■ **Prompt**
Pick out each line of the records in which the word "image" appears.

■ **Data lines**
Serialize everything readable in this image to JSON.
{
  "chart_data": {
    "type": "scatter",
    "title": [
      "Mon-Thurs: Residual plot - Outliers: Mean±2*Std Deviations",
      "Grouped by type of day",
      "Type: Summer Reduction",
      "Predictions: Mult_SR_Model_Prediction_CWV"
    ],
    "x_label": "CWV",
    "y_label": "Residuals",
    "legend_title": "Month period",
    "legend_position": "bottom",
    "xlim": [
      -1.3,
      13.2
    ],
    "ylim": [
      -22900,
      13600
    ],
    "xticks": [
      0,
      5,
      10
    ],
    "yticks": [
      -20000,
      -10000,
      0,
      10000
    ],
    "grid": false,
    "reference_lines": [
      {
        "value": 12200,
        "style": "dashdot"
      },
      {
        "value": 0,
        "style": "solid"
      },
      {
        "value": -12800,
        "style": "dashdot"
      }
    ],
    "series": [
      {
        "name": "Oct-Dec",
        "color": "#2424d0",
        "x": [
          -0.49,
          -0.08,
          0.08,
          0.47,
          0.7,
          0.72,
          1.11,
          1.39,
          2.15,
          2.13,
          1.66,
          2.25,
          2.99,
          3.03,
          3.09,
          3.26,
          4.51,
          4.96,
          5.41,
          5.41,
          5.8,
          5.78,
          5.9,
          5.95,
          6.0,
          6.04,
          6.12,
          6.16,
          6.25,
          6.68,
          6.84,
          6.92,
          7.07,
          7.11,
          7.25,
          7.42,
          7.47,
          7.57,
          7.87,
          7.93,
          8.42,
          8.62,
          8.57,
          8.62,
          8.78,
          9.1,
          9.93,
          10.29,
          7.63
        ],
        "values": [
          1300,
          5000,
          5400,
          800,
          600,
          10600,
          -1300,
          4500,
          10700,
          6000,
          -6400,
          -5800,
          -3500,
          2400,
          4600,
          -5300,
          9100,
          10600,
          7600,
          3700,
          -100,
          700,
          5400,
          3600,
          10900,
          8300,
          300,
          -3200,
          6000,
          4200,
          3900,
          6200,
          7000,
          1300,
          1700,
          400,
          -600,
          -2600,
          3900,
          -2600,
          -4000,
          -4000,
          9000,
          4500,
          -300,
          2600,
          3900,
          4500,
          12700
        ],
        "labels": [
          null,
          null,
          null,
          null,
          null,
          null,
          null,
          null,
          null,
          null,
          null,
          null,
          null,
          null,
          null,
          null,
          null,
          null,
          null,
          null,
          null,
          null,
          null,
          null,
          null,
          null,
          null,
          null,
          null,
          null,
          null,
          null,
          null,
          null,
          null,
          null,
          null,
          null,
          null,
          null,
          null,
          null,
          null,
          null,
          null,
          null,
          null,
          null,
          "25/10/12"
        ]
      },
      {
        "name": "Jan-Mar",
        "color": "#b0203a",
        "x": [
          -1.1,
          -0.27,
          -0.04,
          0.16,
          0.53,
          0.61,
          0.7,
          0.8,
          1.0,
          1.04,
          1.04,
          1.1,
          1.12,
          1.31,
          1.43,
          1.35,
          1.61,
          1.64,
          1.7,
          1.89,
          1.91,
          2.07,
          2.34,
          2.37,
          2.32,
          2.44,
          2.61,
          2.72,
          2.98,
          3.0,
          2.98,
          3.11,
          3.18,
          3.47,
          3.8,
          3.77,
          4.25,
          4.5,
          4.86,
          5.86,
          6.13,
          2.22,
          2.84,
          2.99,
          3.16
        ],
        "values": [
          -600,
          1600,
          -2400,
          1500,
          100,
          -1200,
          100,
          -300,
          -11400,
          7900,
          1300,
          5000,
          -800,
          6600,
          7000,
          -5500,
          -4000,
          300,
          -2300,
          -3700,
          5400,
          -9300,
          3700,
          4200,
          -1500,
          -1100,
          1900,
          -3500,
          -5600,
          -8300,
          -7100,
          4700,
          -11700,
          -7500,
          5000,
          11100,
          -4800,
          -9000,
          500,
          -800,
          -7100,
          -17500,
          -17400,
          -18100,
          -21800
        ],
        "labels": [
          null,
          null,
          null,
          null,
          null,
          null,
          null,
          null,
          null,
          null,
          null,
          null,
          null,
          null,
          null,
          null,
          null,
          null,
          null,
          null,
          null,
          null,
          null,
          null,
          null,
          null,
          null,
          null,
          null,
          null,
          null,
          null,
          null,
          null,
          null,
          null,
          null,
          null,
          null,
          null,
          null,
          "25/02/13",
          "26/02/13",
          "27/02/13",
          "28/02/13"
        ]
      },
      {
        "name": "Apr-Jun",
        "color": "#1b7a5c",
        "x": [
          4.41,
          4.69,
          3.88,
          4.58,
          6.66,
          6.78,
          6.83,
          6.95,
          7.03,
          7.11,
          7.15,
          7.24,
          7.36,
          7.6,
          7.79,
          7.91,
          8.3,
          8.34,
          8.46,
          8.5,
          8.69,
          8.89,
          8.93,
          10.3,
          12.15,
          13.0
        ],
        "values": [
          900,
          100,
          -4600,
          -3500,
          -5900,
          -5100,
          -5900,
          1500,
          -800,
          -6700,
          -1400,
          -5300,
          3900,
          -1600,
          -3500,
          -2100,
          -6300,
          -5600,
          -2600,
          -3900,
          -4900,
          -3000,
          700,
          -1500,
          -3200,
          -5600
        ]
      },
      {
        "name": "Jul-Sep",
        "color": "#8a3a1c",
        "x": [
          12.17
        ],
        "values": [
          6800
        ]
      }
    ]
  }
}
* * *
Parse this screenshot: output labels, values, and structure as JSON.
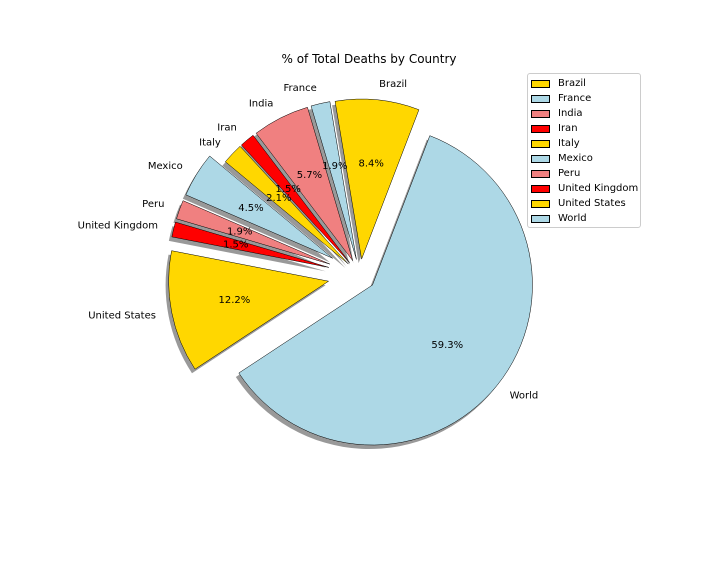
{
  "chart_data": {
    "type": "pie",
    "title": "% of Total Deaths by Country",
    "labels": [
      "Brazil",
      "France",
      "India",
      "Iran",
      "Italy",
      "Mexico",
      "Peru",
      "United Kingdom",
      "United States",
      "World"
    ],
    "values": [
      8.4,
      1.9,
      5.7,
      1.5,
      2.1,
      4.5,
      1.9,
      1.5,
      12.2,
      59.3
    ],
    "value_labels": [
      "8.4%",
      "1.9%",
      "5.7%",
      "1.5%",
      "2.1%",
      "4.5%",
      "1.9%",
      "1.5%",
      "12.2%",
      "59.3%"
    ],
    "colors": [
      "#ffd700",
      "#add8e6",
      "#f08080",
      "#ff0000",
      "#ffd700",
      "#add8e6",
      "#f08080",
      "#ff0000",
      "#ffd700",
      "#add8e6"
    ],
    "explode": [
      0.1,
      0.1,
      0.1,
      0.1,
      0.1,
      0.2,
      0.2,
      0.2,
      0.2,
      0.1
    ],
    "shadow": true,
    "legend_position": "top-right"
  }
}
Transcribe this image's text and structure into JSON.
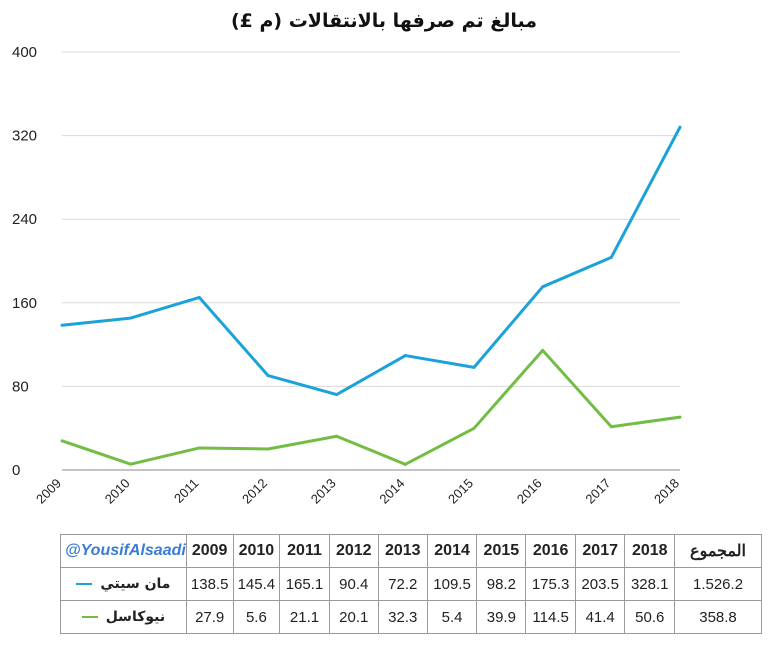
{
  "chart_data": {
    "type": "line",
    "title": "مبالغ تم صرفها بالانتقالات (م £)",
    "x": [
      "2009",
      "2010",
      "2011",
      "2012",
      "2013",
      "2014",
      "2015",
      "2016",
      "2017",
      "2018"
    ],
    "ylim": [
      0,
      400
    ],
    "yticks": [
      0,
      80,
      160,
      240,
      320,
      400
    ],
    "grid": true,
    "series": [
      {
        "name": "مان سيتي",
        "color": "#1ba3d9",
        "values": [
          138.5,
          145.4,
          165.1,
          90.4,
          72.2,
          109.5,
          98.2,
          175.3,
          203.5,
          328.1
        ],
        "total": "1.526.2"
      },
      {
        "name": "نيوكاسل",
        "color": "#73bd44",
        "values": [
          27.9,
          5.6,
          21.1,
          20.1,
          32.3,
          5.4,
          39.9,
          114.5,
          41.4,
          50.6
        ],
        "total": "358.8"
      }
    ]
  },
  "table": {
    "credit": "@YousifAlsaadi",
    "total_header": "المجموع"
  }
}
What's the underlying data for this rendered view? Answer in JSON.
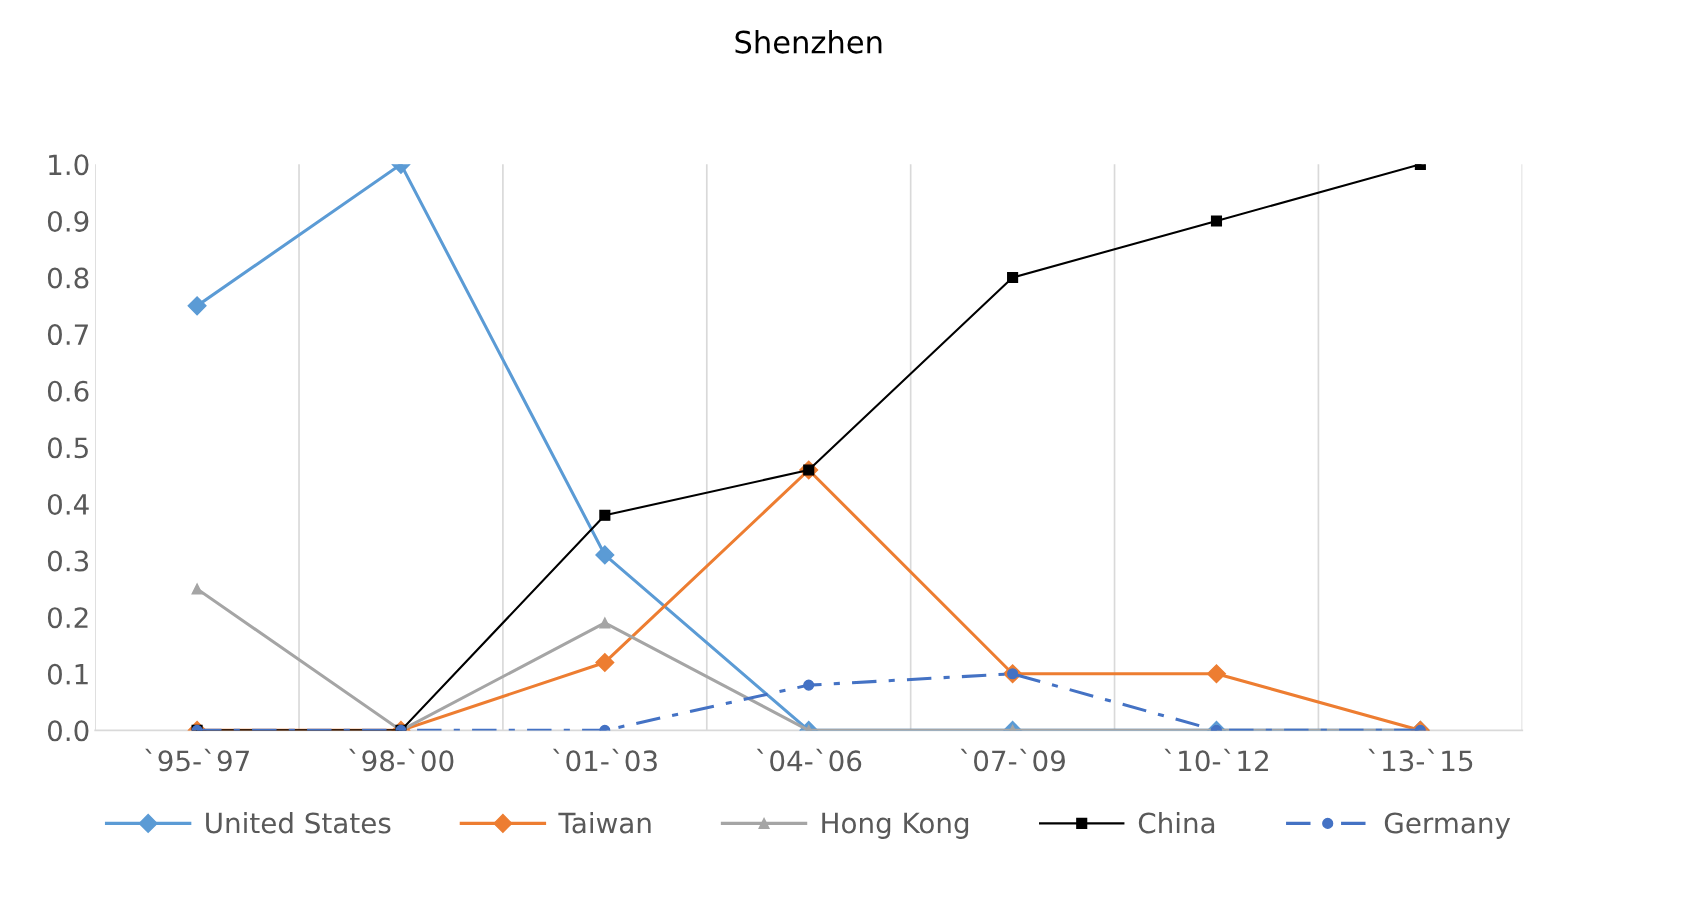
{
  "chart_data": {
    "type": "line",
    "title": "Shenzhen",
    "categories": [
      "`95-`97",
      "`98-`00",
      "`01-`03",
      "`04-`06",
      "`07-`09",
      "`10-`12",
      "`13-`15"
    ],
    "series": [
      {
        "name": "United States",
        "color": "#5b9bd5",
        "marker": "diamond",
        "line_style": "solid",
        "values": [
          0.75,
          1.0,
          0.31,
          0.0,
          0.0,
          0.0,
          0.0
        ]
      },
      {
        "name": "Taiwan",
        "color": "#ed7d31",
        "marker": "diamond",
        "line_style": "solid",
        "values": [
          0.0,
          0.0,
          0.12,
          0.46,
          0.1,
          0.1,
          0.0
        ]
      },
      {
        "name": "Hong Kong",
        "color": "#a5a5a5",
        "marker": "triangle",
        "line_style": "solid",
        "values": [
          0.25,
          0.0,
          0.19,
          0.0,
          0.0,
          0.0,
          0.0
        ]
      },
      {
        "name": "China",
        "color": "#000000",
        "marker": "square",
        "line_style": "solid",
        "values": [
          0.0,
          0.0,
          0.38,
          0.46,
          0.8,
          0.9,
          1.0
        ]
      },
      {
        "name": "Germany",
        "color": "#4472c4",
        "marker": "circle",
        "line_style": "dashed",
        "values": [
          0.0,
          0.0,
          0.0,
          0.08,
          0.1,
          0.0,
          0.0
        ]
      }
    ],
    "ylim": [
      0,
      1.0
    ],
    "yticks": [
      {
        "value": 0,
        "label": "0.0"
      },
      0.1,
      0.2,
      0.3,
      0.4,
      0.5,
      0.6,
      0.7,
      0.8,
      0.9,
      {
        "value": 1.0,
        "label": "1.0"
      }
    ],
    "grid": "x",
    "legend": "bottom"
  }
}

■ **Solution for this problem**
Serialize everything readable in this image to JSON.
Transcribe this image's text and structure into JSON.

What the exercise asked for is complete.